▶ [The task]
Copy out each line below that has the word "大家是怎么做的" in it.

▶ [Records for the task]
-- begin --

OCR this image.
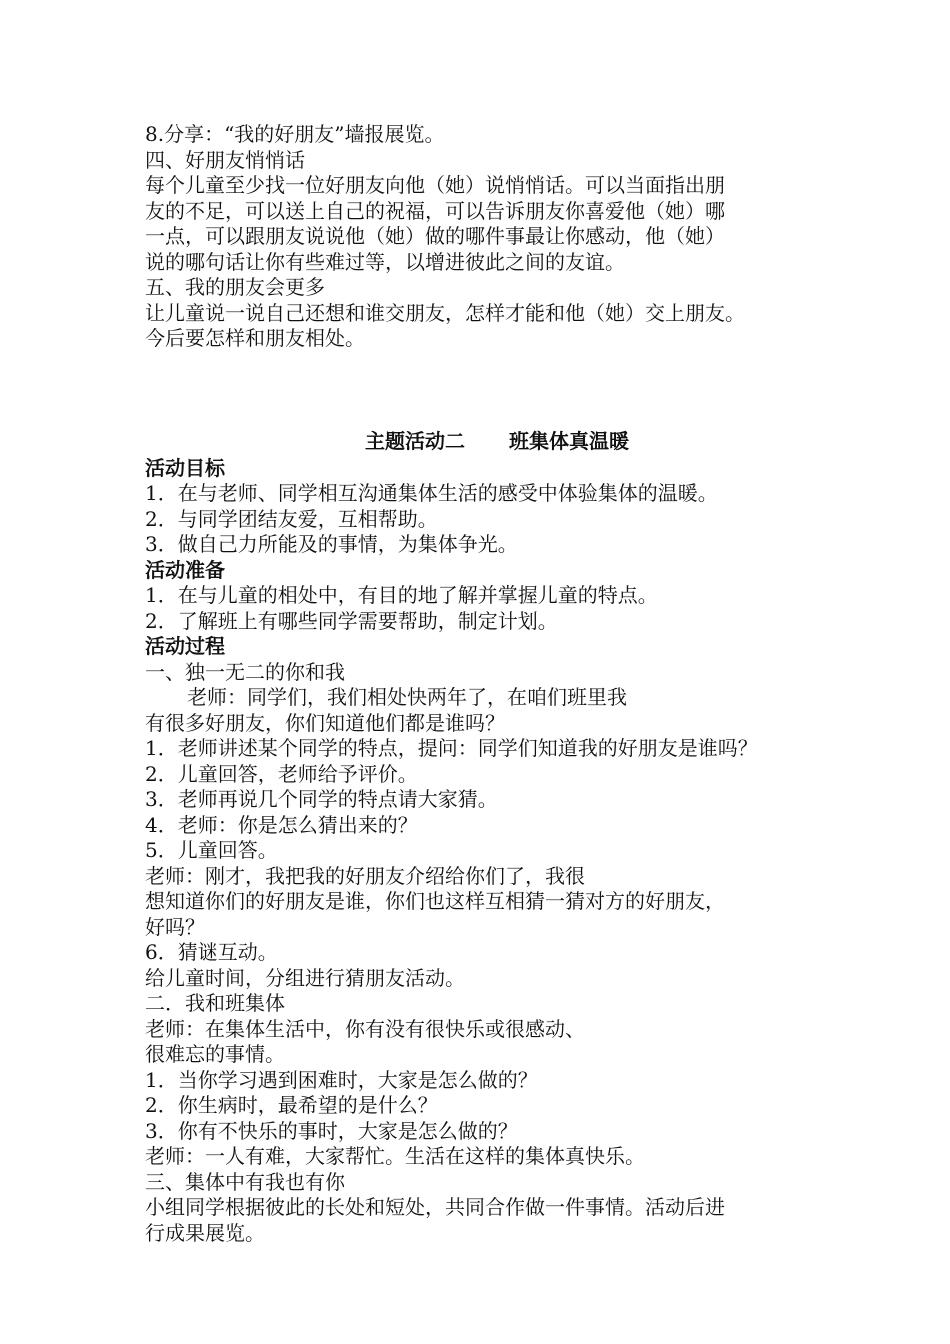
8.分享：“我的好朋友”墙报展览。
四、好朋友悄悄话
每个儿童至少找一位好朋友向他（她）说悄悄话。可以当面指出朋
友的不足，可以送上自己的祝福，可以告诉朋友你喜爱他（她）哪
一点，可以跟朋友说说他（她）做的哪件事最让你感动，他（她）
说的哪句话让你有些难过等，以增进彼此之间的友谊。
五、我的朋友会更多
让儿童说一说自己还想和谁交朋友，怎样才能和他（她）交上朋友。
今后要怎样和朋友相处。
主题活动二 班集体真温暖
活动目标
1．在与老师、同学相互沟通集体生活的感受中体验集体的温暖。
2．与同学团结友爱，互相帮助。
3．做自己力所能及的事情，为集体争光。
活动准备
1．在与儿童的相处中，有目的地了解并掌握儿童的特点。
2．了解班上有哪些同学需要帮助，制定计划。
活动过程
一、独一无二的你和我
老师：同学们，我们相处快两年了，在咱们班里我
有很多好朋友，你们知道他们都是谁吗？
1．老师讲述某个同学的特点，提问：同学们知道我的好朋友是谁吗？
2．儿童回答，老师给予评价。
3．老师再说几个同学的特点请大家猜。
4．老师：你是怎么猜出来的？
5．儿童回答。
老师：刚才，我把我的好朋友介绍给你们了，我很
想知道你们的好朋友是谁，你们也这样互相猜一猜对方的好朋友，
好吗？
6．猜谜互动。
给儿童时间，分组进行猜朋友活动。
二．我和班集体
老师：在集体生活中，你有没有很快乐或很感动、
很难忘的事情。
1．当你学习遇到困难时，大家是怎么做的？
2．你生病时，最希望的是什么？
3．你有不快乐的事时，大家是怎么做的？
老师：一人有难，大家帮忙。生活在这样的集体真快乐。
三、集体中有我也有你
小组同学根据彼此的长处和短处，共同合作做一件事情。活动后进
行成果展览。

-- end --

▶ [Result for this exercise]
1．当你学习遇到困难时，大家是怎么做的？
3．你有不快乐的事时，大家是怎么做的？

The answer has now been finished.